**DIRECTIONS FOR THIS TASK:** Omit images. Retype all entries verbatim.

-- Begin --

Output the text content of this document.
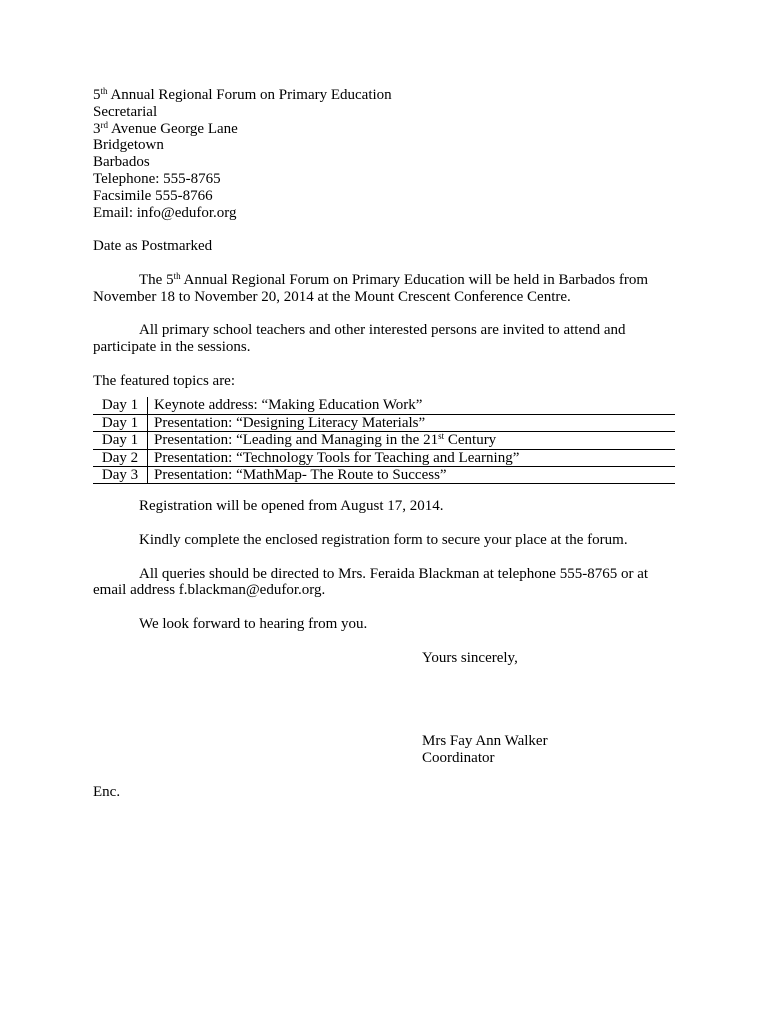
5th Annual Regional Forum on Primary Education
Secretarial
3rd Avenue George Lane
Bridgetown
Barbados
Telephone: 555-8765
Facsimile 555-8766
Email: info@edufor.org
Date as Postmarked

The 5th Annual Regional Forum on Primary Education will be held in Barbados from November 18 to November 20, 2014 at the Mount Crescent Conference Centre.

All primary school teachers and other interested persons are invited to attend and participate in the sessions.

The featured topics are:
Day 1	Keynote address: “Making Education Work”
Day 1	Presentation: “Designing Literacy Materials”
Day 1	Presentation: “Leading and Managing in the 21st Century
Day 2	Presentation: “Technology Tools for Teaching and Learning”
Day 3	Presentation: “MathMap- The Route to Success”
Registration will be opened from August 17, 2014.
Kindly complete the enclosed registration form to secure your place at the forum.

All queries should be directed to Mrs. Feraida Blackman at telephone 555-8765 or at email address f.blackman@edufor.org.

We look forward to hearing from you.
Yours sincerely,
Mrs Fay Ann Walker
Coordinator
Enc.
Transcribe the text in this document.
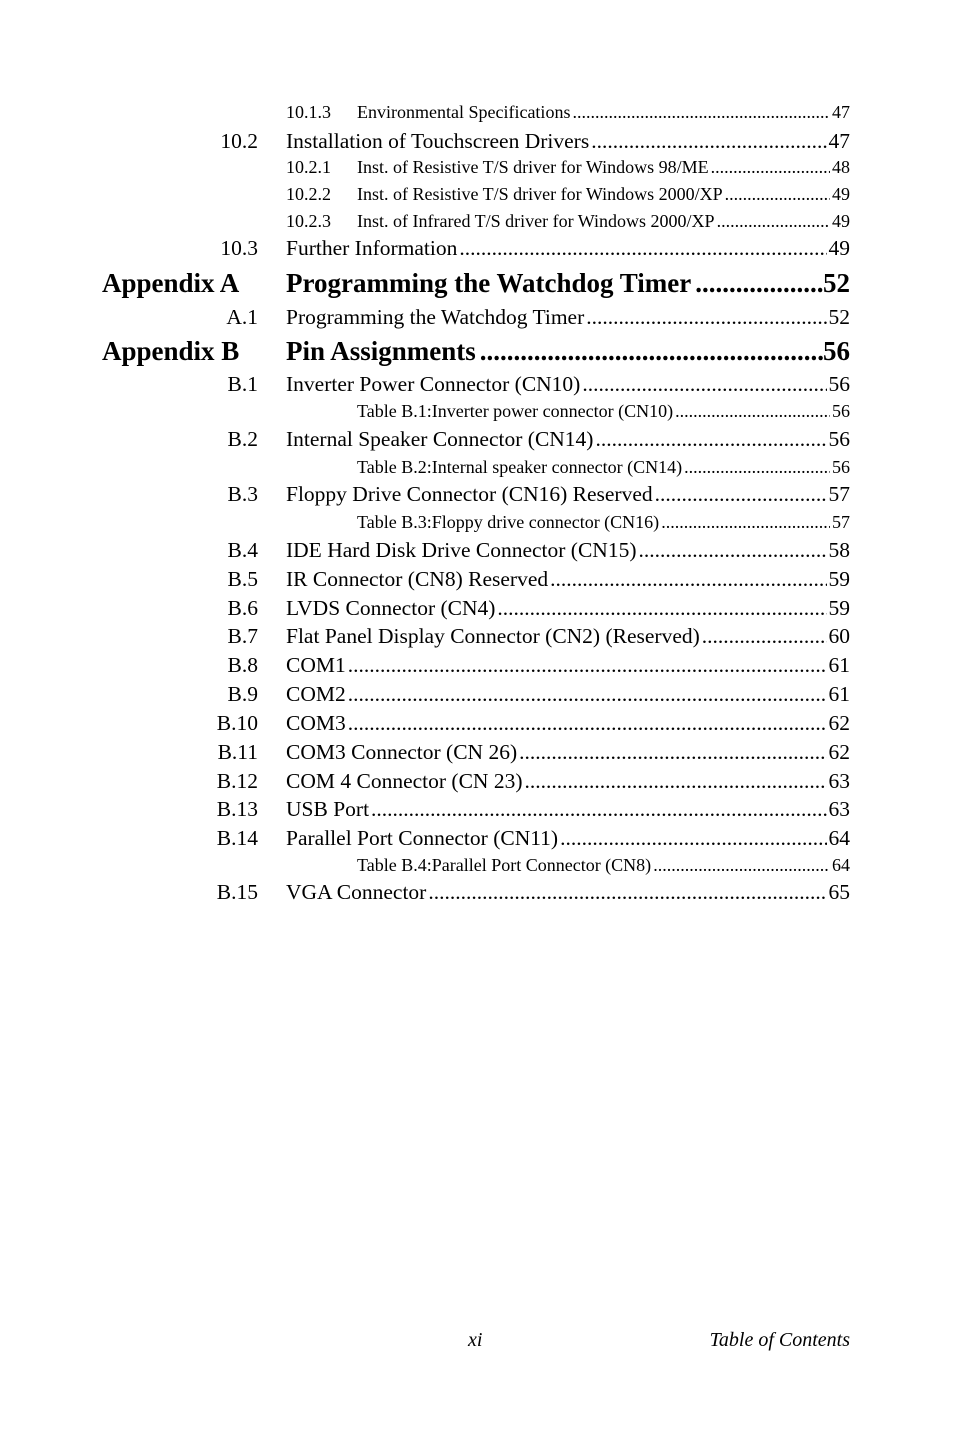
10.1.3	Environmental Specifications .....	47
10.2 Installation of Touchscreen Drivers .....	47
10.2.1	Inst. of Resistive T/S driver for Windows 98/ME .....	48
10.2.2	Inst. of Resistive T/S driver for Windows 2000/XP .....	49
10.2.3	Inst. of Infrared T/S driver for Windows 2000/XP .....	49
10.3 Further Information .....	49
Appendix A Programming the Watchdog Timer .....	52
A.1 Programming the Watchdog Timer .....	52
Appendix B Pin Assignments .....	56
B.1 Inverter Power Connector (CN10) .....	56
Table B.1:Inverter power connector (CN10) .....	56
B.2 Internal Speaker Connector (CN14) .....	56
Table B.2:Internal speaker connector (CN14) .....	56
B.3 Floppy Drive Connector (CN16) Reserved .....	57
Table B.3:Floppy drive connector (CN16) .....	57
B.4 IDE Hard Disk Drive Connector (CN15) .....	58
B.5 IR Connector (CN8) Reserved .....	59
B.6 LVDS Connector (CN4) .....	59
B.7 Flat Panel Display Connector (CN2) (Reserved) .....	60
B.8 COM1 .....	61
B.9 COM2 .....	61
B.10 COM3 .....	62
B.11 COM3 Connector (CN 26) .....	62
B.12 COM 4 Connector (CN 23) .....	63
B.13 USB Port .....	63
B.14 Parallel Port Connector (CN11) .....	64
Table B.4:Parallel Port Connector (CN8) .....	64
B.15 VGA Connector .....	65
xi	Table of Contents
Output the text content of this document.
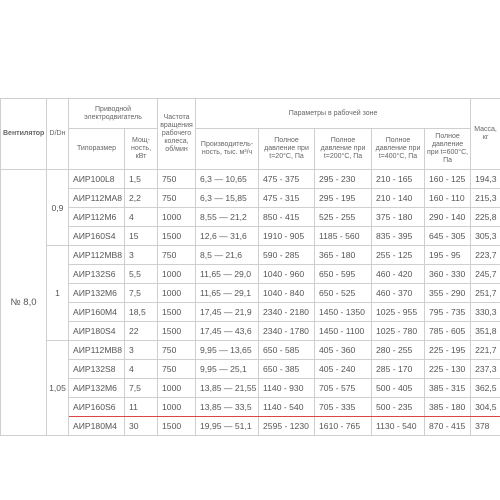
Вентилятор	D/Dн	Приводной электродвигатель		Частота вращения рабочего колеса, об/мин	Параметры в рабочей зоне					Масса, кг
		Типоразмер	Мощ-ность, кВт		Производитель-ность, тыс. м³/ч	Полное давление при t=20°С, Па	Полное давление при t=200°С, Па	Полное давление при t=400°С, Па	Полное давление при t=600°С, Па	

№ 8,0	0,9	АИР100L8	1,5	750	6,3 — 10,65	475 - 375	295 - 230	210 - 165	160 - 125	194,3
		АИР112МА8	2,2	750	6,3 — 15,85	475 - 315	295 - 195	210 - 140	160 - 110	215,3
		АИР112М6	4	1000	8,55 — 21,2	850 - 415	525 - 255	375 - 180	290 - 140	225,8
		АИР160S4	15	1500	12,6 — 31,6	1910 - 905	1185 - 560	835 - 395	645 - 305	305,3
	1	АИР112МВ8	3	750	8,5 — 21,6	590 - 285	365 - 180	255 - 125	195 - 95	223,7
		АИР132S6	5,5	1000	11,65 — 29,0	1040 - 960	650 - 595	460 - 420	360 - 330	245,7
		АИР132М6	7,5	1000	11,65 — 29,1	1040 - 840	650 - 525	460 - 370	355 - 290	251,7
		АИР160М4	18,5	1500	17,45 — 21,9	2340 - 2180	1450 - 1350	1025 - 955	795 - 735	330,3
		АИР180S4	22	1500	17,45 — 43,6	2340 - 1780	1450 - 1100	1025 - 780	785 - 605	351,8
	1,05	АИР112МВ8	3	750	9,95 — 13,65	650 - 585	405 - 360	280 - 255	225 - 195	221,7
		АИР132S8	4	750	9,95 — 25,1	650 - 385	405 - 240	285 - 170	225 - 130	237,3
		АИР132М6	7,5	1000	13,85 — 21,55	1140 - 930	705 - 575	500 - 405	385 - 315	362,5
		АИР160S6	11	1000	13,85 — 33,5	1140 - 540	705 - 335	500 - 235	385 - 180	304,5
		АИР180М4	30	1500	19,95 — 51,1	2595 - 1230	1610 - 765	1130 - 540	870 - 415	378
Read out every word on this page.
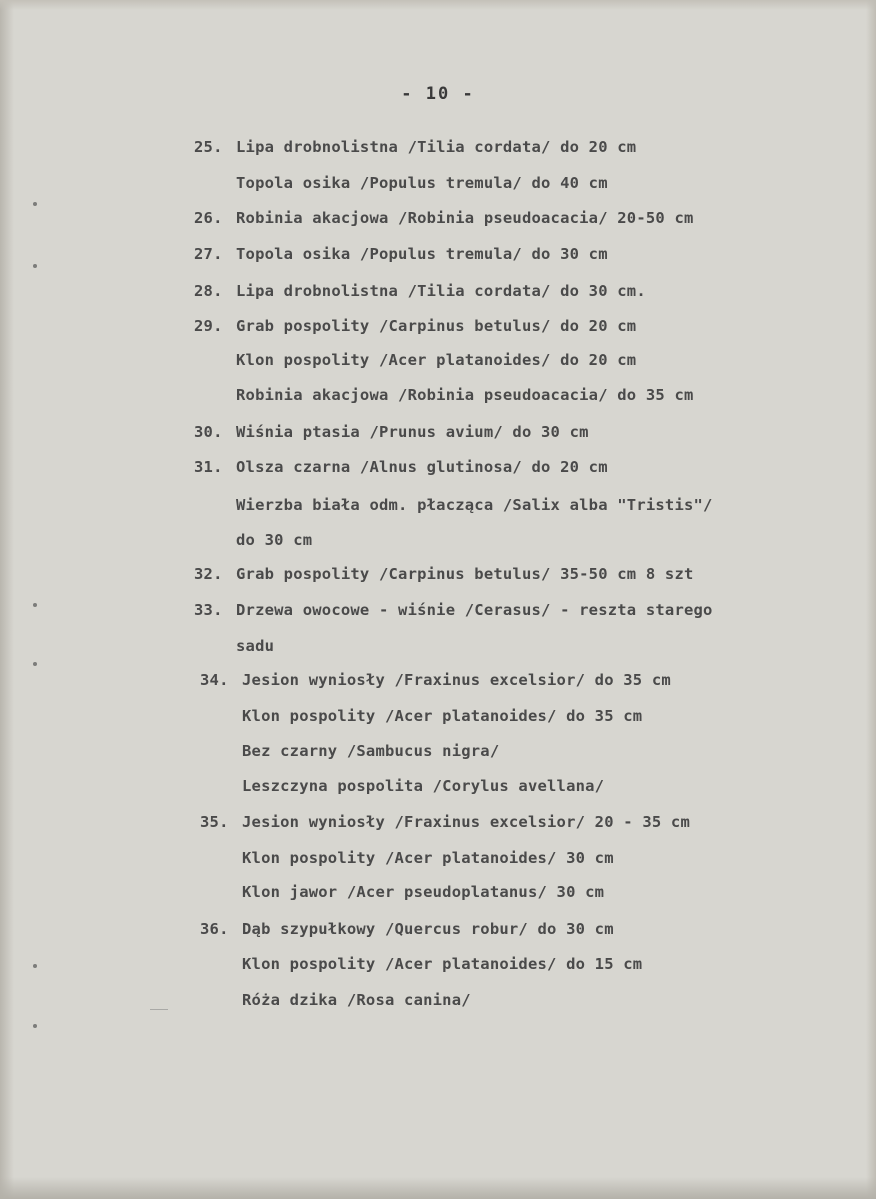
- 10 -
25. Lipa drobnolistna /Tilia cordata/ do 20 cm
Topola osika /Populus tremula/ do 40 cm
26. Robinia akacjowa /Robinia pseudoacacia/ 20-50 cm
27. Topola osika /Populus tremula/ do 30 cm
28. Lipa drobnolistna /Tilia cordata/ do 30 cm.
29. Grab pospolity /Carpinus betulus/ do 20 cm
Klon pospolity /Acer platanoides/ do 20 cm
Robinia akacjowa /Robinia pseudoacacia/ do 35 cm
30. Wiśnia ptasia /Prunus avium/ do 30 cm
31. Olsza czarna /Alnus glutinosa/ do 20 cm
Wierzba biała odm. płacząca /Salix alba "Tristis"/
do 30 cm
32. Grab pospolity /Carpinus betulus/ 35-50 cm 8 szt
33. Drzewa owocowe - wiśnie /Cerasus/ - reszta starego
sadu
34. Jesion wyniosły /Fraxinus excelsior/ do 35 cm
Klon pospolity /Acer platanoides/ do 35 cm
Bez czarny /Sambucus nigra/
Leszczyna pospolita /Corylus avellana/
35. Jesion wyniosły /Fraxinus excelsior/ 20 - 35 cm
Klon pospolity /Acer platanoides/ 30 cm
Klon jawor /Acer pseudoplatanus/ 30 cm
36. Dąb szypułkowy /Quercus robur/ do 30 cm
Klon pospolity /Acer platanoides/ do 15 cm
Róża dzika /Rosa canina/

-- End --

**SOLVED EXERCISE:**
Output the text content of this document.
5th Annual Regional Forum on Primary Education
Secretarial
3rd Avenue George Lane
Bridgetown
Barbados
Telephone: 555-8765
Facsimile 555-8766
Email: info@edufor.org
Date as Postmarked

The 5th Annual Regional Forum on Primary Education will be held in Barbados from November 18 to November 20, 2014 at the Mount Crescent Conference Centre.

All primary school teachers and other interested persons are invited to attend and participate in the sessions.

The featured topics are:
Day 1	Keynote address: “Making Education Work”
Day 1	Presentation: “Designing Literacy Materials”
Day 1	Presentation: “Leading and Managing in the 21st Century
Day 2	Presentation: “Technology Tools for Teaching and Learning”
Day 3	Presentation: “MathMap- The Route to Success”
Registration will be opened from August 17, 2014.
Kindly complete the enclosed registration form to secure your place at the forum.

All queries should be directed to Mrs. Feraida Blackman at telephone 555-8765 or at email address f.blackman@edufor.org.

We look forward to hearing from you.
Yours sincerely,
Mrs Fay Ann Walker
Coordinator
Enc.
Transcribe the text in this document.
10.1.3	Environmental Specifications .....	47
10.2 Installation of Touchscreen Drivers .....	47
10.2.1	Inst. of Resistive T/S driver for Windows 98/ME .....	48
10.2.2	Inst. of Resistive T/S driver for Windows 2000/XP .....	49
10.2.3	Inst. of Infrared T/S driver for Windows 2000/XP .....	49
10.3 Further Information .....	49
Appendix A Programming the Watchdog Timer .....	52
A.1 Programming the Watchdog Timer .....	52
Appendix B Pin Assignments .....	56
B.1 Inverter Power Connector (CN10) .....	56
Table B.1:Inverter power connector (CN10) .....	56
B.2 Internal Speaker Connector (CN14) .....	56
Table B.2:Internal speaker connector (CN14) .....	56
B.3 Floppy Drive Connector (CN16) Reserved .....	57
Table B.3:Floppy drive connector (CN16) .....	57
B.4 IDE Hard Disk Drive Connector (CN15) .....	58
B.5 IR Connector (CN8) Reserved .....	59
B.6 LVDS Connector (CN4) .....	59
B.7 Flat Panel Display Connector (CN2) (Reserved) .....	60
B.8 COM1 .....	61
B.9 COM2 .....	61
B.10 COM3 .....	62
B.11 COM3 Connector (CN 26) .....	62
B.12 COM 4 Connector (CN 23) .....	63
B.13 USB Port .....	63
B.14 Parallel Port Connector (CN11) .....	64
Table B.4:Parallel Port Connector (CN8) .....	64
B.15 VGA Connector .....	65
xi	Table of Contents
Output the text content of this document.
Вентилятор	D/Dн	Приводной электродвигатель		Частота вращения рабочего колеса, об/мин	Параметры в рабочей зоне					Масса, кг
		Типоразмер	Мощ-ность, кВт		Производитель-ность, тыс. м³/ч	Полное давление при t=20°С, Па	Полное давление при t=200°С, Па	Полное давление при t=400°С, Па	Полное давление при t=600°С, Па	

№ 8,0	0,9	АИР100L8	1,5	750	6,3 — 10,65	475 - 375	295 - 230	210 - 165	160 - 125	194,3
		АИР112МА8	2,2	750	6,3 — 15,85	475 - 315	295 - 195	210 - 140	160 - 110	215,3
		АИР112М6	4	1000	8,55 — 21,2	850 - 415	525 - 255	375 - 180	290 - 140	225,8
		АИР160S4	15	1500	12,6 — 31,6	1910 - 905	1185 - 560	835 - 395	645 - 305	305,3
	1	АИР112МВ8	3	750	8,5 — 21,6	590 - 285	365 - 180	255 - 125	195 - 95	223,7
		АИР132S6	5,5	1000	11,65 — 29,0	1040 - 960	650 - 595	460 - 420	360 - 330	245,7
		АИР132М6	7,5	1000	11,65 — 29,1	1040 - 840	650 - 525	460 - 370	355 - 290	251,7
		АИР160М4	18,5	1500	17,45 — 21,9	2340 - 2180	1450 - 1350	1025 - 955	795 - 735	330,3
		АИР180S4	22	1500	17,45 — 43,6	2340 - 1780	1450 - 1100	1025 - 780	785 - 605	351,8
	1,05	АИР112МВ8	3	750	9,95 — 13,65	650 - 585	405 - 360	280 - 255	225 - 195	221,7
		АИР132S8	4	750	9,95 — 25,1	650 - 385	405 - 240	285 - 170	225 - 130	237,3
		АИР132М6	7,5	1000	13,85 — 21,55	1140 - 930	705 - 575	500 - 405	385 - 315	362,5
		АИР160S6	11	1000	13,85 — 33,5	1140 - 540	705 - 335	500 - 235	385 - 180	304,5
		АИР180М4	30	1500	19,95 — 51,1	2595 - 1230	1610 - 765	1130 - 540	870 - 415	378
Read out every word on this page.
- 10 -
25. Lipa drobnolistna /Tilia cordata/ do 20 cm
Topola osika /Populus tremula/ do 40 cm
26. Robinia akacjowa /Robinia pseudoacacia/ 20-50 cm
27. Topola osika /Populus tremula/ do 30 cm
28. Lipa drobnolistna /Tilia cordata/ do 30 cm.
29. Grab pospolity /Carpinus betulus/ do 20 cm
Klon pospolity /Acer platanoides/ do 20 cm
Robinia akacjowa /Robinia pseudoacacia/ do 35 cm
30. Wiśnia ptasia /Prunus avium/ do 30 cm
31. Olsza czarna /Alnus glutinosa/ do 20 cm
Wierzba biała odm. płacząca /Salix alba "Tristis"/
do 30 cm
32. Grab pospolity /Carpinus betulus/ 35-50 cm 8 szt
33. Drzewa owocowe - wiśnie /Cerasus/ - reszta starego
sadu
34. Jesion wyniosły /Fraxinus excelsior/ do 35 cm
Klon pospolity /Acer platanoides/ do 35 cm
Bez czarny /Sambucus nigra/
Leszczyna pospolita /Corylus avellana/
35. Jesion wyniosły /Fraxinus excelsior/ 20 - 35 cm
Klon pospolity /Acer platanoides/ 30 cm
Klon jawor /Acer pseudoplatanus/ 30 cm
36. Dąb szypułkowy /Quercus robur/ do 30 cm
Klon pospolity /Acer platanoides/ do 15 cm
Róża dzika /Rosa canina/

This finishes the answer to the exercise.